STATED TASK:
Print every record below exactly as written.

ENTRIES SHOWN:
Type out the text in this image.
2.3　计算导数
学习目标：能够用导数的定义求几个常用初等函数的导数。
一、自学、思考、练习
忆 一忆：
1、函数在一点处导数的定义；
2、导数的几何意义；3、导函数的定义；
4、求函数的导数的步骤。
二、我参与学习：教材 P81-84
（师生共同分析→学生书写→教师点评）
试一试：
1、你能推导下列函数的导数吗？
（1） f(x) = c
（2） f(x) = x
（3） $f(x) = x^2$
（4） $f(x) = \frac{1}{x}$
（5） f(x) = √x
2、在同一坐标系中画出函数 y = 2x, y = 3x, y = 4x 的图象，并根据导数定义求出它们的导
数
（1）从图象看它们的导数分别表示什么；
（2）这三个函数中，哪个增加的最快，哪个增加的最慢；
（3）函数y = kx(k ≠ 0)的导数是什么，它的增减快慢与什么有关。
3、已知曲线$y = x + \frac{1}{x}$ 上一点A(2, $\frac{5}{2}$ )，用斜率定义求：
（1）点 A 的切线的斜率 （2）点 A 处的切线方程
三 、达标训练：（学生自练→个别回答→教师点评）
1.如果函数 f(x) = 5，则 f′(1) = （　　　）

EXERCISE ANSWER:
Type out the text in this image.
2.3　计算导数
学习目标：能够用导数的定义求几个常用初等函数的导数。
一、自学、思考、练习
忆 一忆：
1、函数在一点处导数的定义；
2、导数的几何意义；3、导函数的定义；
4、求函数的导数的步骤。
二、我参与学习：教材 P81-84
（师生共同分析→学生书写→教师点评）
试一试：
1、你能推导下列函数的导数吗？
（1） f(x) = c
（2） f(x) = x
（3） $f(x) = x^2$
（4） $f(x) = \frac{1}{x}$
（5） f(x) = √x
2、在同一坐标系中画出函数 y = 2x, y = 3x, y = 4x 的图象，并根据导数定义求出它们的导
数
（1）从图象看它们的导数分别表示什么；
（2）这三个函数中，哪个增加的最快，哪个增加的最慢；
（3）函数y = kx(k ≠ 0)的导数是什么，它的增减快慢与什么有关。
3、已知曲线$y = x + \frac{1}{x}$ 上一点A(2, $\frac{5}{2}$ )，用斜率定义求：
（1）点 A 的切线的斜率 （2）点 A 处的切线方程
三 、达标训练：（学生自练→个别回答→教师点评）
1.如果函数 f(x) = 5，则 f′(1) = （　　　）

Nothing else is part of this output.